--- TO DO ---
Exactly as they appear, output all of the records. Skip any images.

--- Records ---
***

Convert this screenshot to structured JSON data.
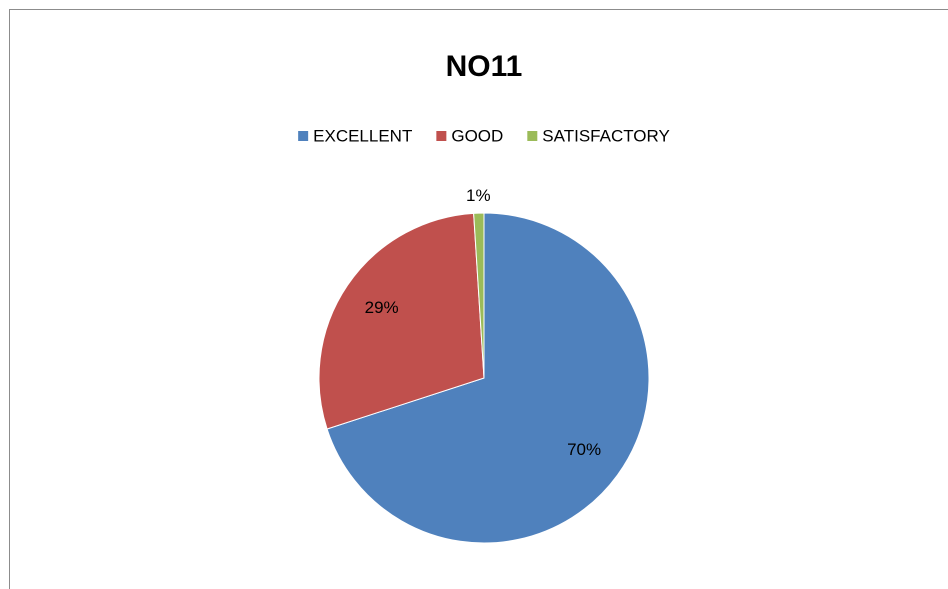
{
  "chart_data": {
    "type": "pie",
    "title": "NO11",
    "categories": [
      "EXCELLENT",
      "GOOD",
      "SATISFACTORY"
    ],
    "values": [
      70,
      29,
      1
    ],
    "value_labels": [
      "70%",
      "29%",
      "1%"
    ],
    "colors": [
      "#4f81bd",
      "#c0504d",
      "#9bbb59"
    ],
    "legend": "top"
  }
}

***

--- ANSWER TO THIS PROBLEM ---
Convert this screenshot to structured JSON data.
{
  "chart_data": {
    "type": "pie",
    "title": "NO11",
    "categories": [
      "EXCELLENT",
      "GOOD",
      "SATISFACTORY"
    ],
    "values": [
      70,
      29,
      1
    ],
    "value_labels": [
      "70%",
      "29%",
      "1%"
    ],
    "colors": [
      "#4f81bd",
      "#c0504d",
      "#9bbb59"
    ],
    "legend": "top"
  }
}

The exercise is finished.